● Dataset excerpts
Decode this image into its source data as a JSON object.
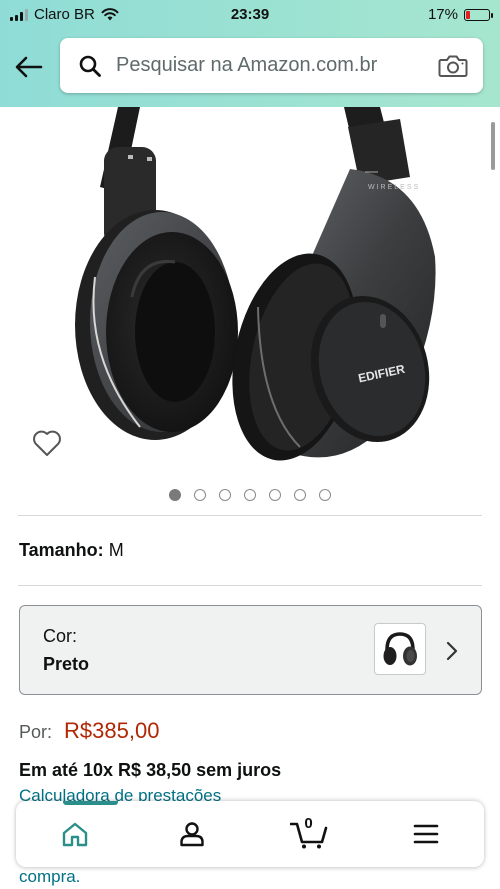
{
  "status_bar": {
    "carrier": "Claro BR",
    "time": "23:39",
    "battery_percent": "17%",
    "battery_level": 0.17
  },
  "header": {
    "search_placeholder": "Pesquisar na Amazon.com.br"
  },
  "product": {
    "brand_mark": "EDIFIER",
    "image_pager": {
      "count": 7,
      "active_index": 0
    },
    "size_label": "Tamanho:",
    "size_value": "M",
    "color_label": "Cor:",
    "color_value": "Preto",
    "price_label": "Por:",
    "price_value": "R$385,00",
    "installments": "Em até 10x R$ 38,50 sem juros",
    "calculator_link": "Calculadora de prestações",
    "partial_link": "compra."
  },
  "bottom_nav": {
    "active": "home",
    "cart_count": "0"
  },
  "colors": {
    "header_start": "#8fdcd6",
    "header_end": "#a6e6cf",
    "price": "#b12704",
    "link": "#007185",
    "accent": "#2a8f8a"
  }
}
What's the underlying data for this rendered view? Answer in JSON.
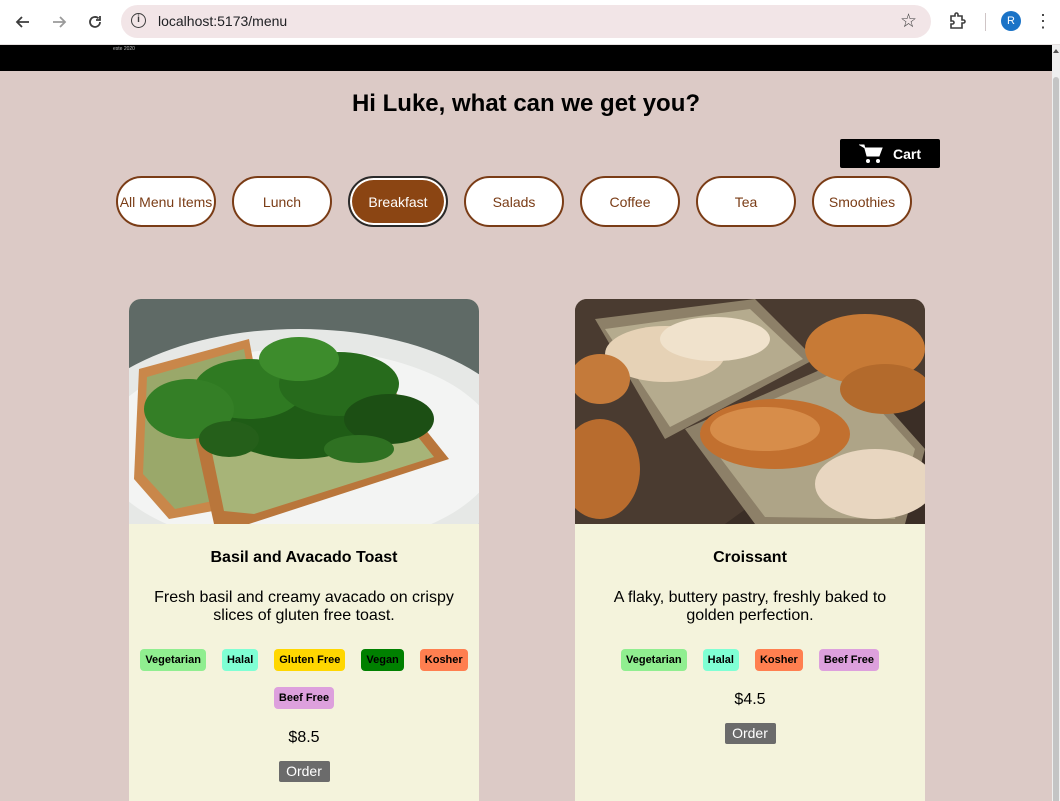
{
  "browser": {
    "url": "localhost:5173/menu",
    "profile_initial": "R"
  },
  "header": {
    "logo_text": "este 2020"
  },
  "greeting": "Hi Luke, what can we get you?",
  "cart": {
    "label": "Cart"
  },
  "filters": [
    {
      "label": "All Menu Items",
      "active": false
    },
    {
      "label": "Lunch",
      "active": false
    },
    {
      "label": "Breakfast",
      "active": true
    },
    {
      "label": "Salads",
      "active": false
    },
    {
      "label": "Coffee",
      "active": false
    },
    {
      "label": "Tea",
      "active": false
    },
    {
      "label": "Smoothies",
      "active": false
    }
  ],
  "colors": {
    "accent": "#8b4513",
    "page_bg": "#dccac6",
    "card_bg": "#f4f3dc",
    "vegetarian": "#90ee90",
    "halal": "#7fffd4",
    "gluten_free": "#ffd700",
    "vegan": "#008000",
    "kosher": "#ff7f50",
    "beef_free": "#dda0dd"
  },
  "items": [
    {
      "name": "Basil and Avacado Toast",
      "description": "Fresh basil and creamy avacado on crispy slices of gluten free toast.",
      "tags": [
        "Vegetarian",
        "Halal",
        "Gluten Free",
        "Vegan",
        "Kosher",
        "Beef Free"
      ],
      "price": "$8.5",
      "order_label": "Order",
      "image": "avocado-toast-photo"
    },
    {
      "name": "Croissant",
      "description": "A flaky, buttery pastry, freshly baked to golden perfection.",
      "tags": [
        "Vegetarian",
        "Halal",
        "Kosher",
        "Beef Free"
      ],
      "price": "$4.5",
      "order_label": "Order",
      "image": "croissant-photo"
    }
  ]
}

---

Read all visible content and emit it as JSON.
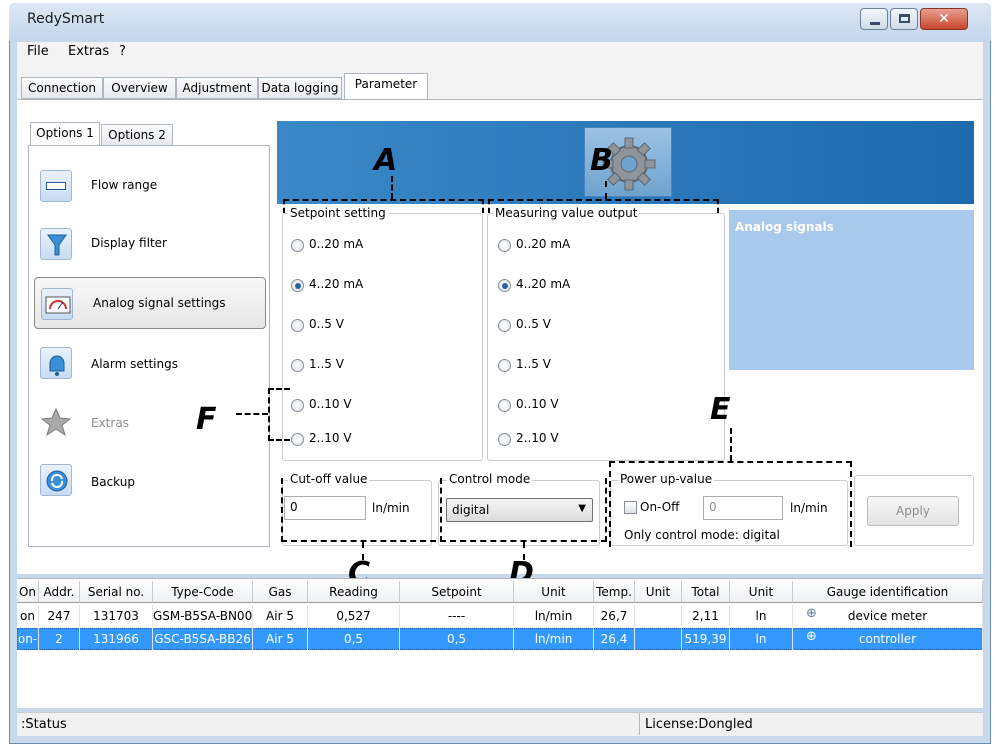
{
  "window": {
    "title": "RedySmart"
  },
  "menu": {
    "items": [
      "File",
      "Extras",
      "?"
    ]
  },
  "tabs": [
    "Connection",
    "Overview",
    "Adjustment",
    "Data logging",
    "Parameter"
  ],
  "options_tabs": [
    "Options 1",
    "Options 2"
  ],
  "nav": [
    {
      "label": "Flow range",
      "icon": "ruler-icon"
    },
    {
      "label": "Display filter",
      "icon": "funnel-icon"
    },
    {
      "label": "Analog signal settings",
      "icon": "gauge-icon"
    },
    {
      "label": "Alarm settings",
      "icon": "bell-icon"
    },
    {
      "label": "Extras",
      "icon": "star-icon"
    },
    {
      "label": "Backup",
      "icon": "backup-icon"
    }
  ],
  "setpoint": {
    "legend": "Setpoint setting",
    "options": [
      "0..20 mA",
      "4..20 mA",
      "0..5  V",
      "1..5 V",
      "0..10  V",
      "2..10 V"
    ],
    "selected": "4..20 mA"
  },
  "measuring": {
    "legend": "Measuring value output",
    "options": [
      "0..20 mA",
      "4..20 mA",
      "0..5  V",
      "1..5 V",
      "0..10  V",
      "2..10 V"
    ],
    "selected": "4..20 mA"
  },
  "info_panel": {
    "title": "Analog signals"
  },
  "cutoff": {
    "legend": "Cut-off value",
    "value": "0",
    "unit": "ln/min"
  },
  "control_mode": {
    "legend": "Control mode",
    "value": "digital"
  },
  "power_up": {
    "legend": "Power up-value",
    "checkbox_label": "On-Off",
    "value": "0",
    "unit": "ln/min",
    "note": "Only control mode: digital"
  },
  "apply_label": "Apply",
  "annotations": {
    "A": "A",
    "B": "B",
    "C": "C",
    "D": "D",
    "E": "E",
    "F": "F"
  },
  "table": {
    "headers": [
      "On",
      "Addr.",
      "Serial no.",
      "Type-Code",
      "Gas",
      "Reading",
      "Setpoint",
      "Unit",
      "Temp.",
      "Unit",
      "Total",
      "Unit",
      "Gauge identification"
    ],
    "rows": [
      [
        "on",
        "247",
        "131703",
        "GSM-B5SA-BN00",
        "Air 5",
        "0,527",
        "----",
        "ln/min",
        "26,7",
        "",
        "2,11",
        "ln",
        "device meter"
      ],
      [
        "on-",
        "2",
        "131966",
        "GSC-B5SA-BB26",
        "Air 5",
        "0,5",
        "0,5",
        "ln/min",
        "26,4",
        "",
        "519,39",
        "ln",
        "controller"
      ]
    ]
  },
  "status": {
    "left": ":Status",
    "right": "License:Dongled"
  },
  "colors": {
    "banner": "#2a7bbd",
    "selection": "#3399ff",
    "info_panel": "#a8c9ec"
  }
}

* * *

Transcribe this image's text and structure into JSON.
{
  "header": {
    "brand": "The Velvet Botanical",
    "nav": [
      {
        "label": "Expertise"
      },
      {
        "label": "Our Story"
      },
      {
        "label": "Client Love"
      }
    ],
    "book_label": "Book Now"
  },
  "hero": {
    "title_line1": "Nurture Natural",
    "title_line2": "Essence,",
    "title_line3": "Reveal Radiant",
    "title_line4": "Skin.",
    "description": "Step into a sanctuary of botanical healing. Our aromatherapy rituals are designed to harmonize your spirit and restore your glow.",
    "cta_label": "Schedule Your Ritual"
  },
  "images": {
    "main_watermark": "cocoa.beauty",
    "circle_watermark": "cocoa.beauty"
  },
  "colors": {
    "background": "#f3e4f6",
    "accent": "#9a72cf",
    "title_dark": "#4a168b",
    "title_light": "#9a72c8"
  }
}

● What is needed
Show every line that contains the word "JSON".

● Exercise output
Decode this image into its source data as a JSON object.
What's the underlying data for this rendered view? Answer in JSON.
Read all visible content and emit it as JSON.
Transcribe this image's text and structure into JSON.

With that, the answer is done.